**THE EXERCISE:** Bring together all lines of the material below that contain the string "Total".

**RECORDS FOR PROCESSING:**
++++++++++

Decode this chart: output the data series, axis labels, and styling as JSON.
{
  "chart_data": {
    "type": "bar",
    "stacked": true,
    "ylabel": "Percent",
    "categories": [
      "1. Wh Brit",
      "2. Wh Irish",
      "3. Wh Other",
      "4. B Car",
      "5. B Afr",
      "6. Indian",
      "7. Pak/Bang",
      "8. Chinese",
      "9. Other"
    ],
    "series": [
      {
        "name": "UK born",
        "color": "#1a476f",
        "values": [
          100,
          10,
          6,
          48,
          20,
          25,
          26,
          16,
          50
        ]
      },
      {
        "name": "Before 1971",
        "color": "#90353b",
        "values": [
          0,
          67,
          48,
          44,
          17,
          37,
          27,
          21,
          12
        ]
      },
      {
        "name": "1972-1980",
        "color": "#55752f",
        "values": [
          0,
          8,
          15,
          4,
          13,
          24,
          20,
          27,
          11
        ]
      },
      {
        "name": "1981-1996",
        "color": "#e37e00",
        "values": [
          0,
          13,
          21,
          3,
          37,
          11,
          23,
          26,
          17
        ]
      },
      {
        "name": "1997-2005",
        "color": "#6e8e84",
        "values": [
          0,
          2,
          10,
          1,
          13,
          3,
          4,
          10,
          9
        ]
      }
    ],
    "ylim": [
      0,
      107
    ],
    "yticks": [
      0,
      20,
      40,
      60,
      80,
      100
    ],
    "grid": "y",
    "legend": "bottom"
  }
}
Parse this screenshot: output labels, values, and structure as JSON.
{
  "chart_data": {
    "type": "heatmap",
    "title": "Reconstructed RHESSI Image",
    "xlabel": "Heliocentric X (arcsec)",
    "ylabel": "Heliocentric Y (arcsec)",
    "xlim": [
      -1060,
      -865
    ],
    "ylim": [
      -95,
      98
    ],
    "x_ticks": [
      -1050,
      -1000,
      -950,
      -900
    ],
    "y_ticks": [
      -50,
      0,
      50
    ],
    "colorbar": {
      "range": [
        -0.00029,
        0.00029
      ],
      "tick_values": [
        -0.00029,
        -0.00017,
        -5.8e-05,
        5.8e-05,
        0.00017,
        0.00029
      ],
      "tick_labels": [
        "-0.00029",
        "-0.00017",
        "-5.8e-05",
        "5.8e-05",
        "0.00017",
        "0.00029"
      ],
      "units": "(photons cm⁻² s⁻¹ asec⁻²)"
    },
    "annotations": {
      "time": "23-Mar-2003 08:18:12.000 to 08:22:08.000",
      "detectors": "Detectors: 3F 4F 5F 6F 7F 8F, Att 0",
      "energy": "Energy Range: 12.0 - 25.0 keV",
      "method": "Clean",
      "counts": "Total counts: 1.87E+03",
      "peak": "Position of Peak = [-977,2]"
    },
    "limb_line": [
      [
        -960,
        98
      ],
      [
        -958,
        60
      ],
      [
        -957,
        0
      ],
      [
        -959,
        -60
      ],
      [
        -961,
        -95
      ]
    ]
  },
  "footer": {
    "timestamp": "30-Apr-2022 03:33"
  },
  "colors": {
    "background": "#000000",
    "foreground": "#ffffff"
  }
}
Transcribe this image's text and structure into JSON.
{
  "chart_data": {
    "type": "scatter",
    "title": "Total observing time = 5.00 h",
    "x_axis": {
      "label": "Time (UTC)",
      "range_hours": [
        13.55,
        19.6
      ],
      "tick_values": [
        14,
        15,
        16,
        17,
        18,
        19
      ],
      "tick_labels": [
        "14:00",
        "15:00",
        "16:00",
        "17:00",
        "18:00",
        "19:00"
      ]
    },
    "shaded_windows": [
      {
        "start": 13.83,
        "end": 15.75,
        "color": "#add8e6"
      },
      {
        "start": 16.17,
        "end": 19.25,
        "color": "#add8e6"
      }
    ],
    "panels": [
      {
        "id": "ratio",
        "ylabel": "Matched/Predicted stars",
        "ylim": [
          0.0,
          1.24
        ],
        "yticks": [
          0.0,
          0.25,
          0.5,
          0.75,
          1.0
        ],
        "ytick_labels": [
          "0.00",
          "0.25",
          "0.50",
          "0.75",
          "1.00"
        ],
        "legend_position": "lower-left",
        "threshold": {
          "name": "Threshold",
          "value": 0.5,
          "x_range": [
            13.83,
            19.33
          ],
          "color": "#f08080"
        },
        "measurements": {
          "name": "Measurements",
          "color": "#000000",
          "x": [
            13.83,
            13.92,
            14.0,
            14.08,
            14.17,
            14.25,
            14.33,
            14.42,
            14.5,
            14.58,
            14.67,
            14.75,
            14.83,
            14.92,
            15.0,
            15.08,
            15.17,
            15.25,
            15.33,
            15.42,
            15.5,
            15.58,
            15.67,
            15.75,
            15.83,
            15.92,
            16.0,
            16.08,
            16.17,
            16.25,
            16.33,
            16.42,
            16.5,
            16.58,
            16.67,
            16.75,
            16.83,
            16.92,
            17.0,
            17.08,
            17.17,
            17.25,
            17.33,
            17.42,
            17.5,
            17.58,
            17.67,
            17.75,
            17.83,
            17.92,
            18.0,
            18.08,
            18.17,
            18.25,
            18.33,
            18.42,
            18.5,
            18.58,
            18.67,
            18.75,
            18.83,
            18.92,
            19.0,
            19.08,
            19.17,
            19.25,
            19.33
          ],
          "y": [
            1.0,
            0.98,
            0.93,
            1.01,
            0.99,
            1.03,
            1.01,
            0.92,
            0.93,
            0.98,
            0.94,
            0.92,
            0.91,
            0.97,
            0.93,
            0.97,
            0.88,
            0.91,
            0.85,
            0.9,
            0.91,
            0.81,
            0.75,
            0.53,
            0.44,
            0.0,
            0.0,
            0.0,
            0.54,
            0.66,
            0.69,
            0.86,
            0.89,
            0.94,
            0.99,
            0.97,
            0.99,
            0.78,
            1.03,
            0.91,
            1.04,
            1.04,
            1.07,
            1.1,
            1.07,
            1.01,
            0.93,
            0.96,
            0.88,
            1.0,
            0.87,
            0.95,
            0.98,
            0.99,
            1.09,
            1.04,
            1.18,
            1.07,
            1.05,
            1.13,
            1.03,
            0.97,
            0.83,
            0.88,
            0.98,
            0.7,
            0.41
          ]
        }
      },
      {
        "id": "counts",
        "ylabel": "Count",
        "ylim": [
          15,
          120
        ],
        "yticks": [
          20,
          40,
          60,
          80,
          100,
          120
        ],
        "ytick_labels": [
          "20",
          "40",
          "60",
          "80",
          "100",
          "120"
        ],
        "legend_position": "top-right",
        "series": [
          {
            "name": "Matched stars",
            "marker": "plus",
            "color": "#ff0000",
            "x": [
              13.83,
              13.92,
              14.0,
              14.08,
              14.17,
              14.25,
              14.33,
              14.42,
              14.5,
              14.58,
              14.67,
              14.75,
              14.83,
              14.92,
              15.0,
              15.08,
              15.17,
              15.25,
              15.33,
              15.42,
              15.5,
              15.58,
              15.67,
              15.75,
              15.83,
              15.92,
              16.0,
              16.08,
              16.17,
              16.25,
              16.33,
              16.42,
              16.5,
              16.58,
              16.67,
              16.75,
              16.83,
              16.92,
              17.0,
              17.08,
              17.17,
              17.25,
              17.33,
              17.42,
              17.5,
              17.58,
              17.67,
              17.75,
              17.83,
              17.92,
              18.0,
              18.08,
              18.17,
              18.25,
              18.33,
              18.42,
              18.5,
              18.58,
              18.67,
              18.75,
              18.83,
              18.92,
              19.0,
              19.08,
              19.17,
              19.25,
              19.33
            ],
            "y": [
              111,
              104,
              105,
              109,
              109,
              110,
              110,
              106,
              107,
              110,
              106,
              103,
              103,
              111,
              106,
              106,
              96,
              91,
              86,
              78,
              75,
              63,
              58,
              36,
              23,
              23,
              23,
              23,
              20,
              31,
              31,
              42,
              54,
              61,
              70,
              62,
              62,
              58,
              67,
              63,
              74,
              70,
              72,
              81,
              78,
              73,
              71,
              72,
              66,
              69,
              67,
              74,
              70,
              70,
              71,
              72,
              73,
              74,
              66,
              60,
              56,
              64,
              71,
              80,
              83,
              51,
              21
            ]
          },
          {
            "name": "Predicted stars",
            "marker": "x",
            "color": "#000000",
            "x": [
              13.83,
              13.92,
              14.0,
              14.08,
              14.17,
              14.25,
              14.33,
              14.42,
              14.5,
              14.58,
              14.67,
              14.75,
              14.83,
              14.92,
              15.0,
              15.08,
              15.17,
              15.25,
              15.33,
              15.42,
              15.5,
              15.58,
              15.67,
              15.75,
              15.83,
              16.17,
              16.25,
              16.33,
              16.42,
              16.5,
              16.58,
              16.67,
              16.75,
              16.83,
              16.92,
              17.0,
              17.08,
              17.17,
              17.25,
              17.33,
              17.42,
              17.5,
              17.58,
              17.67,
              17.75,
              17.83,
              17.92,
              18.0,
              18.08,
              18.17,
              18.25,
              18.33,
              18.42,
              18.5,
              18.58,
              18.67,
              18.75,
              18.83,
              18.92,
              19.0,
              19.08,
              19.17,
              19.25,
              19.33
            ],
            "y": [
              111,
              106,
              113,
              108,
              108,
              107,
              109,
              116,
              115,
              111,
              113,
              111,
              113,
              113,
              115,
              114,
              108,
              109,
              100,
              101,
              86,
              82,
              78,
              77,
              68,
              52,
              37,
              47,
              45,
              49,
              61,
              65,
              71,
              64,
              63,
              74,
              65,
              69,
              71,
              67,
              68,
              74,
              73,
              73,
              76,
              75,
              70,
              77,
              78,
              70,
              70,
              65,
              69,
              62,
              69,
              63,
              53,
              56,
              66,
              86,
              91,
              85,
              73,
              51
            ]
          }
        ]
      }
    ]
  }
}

++++++++++

**TASK RESPONSE:**
      "counts": "Total counts: 1.87E+03",
    "title": "Total observing time = 5.00 h",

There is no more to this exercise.